**GIVEN PROBLEM**: Copy out all the lines where "title" shows up.

--------------------------------

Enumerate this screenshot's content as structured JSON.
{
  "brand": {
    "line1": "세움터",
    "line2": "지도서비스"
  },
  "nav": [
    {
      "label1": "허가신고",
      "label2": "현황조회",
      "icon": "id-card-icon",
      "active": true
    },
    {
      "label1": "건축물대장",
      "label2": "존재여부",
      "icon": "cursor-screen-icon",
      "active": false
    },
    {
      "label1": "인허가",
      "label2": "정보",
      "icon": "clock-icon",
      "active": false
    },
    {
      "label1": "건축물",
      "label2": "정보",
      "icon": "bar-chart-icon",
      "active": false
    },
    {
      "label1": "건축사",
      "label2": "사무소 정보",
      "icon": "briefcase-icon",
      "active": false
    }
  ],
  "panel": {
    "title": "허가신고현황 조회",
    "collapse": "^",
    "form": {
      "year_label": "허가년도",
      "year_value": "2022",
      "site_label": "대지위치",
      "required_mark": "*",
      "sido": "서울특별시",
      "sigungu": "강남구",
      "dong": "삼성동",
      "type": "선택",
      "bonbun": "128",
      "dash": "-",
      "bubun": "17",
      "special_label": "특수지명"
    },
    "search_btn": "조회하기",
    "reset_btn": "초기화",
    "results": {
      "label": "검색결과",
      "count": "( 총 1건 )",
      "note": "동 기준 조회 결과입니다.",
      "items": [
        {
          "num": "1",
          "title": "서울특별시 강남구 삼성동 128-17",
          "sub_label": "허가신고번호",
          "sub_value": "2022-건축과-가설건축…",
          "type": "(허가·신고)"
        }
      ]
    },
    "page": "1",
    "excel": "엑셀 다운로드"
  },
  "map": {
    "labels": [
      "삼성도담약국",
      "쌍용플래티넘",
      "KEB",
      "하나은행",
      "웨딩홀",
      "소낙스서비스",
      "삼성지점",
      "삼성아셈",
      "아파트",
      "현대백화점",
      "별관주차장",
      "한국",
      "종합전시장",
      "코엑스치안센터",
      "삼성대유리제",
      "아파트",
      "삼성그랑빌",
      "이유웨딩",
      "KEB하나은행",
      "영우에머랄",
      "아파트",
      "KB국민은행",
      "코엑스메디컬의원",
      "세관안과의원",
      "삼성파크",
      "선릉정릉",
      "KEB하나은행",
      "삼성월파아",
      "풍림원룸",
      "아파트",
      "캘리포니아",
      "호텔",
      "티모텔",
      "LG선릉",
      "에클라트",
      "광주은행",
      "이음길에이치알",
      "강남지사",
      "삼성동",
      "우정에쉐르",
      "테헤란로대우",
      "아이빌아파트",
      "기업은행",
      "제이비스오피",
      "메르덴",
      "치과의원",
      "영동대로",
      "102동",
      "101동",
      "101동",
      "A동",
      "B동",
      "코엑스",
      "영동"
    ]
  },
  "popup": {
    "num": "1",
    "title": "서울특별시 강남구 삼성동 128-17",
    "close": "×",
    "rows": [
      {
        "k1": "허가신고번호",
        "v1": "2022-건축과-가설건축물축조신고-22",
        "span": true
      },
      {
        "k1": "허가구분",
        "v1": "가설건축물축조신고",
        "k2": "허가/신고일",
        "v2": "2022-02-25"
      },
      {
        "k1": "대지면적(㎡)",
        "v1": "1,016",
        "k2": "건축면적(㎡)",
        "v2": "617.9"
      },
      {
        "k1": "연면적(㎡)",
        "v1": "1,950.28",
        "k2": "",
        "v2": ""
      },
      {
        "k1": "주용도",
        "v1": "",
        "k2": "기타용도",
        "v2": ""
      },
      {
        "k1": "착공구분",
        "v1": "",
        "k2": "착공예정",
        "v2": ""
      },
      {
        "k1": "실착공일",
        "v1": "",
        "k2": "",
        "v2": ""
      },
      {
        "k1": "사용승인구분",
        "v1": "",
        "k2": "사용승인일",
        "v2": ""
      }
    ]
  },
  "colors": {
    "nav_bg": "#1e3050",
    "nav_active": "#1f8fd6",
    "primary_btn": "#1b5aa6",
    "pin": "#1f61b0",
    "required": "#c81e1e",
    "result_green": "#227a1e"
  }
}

--------------------------------

**RESPONSE TO THIS TASK**:
    "title": "허가신고현황 조회",
          "title": "서울특별시 강남구 삼성동 128-17",
    "title": "서울특별시 강남구 삼성동 128-17",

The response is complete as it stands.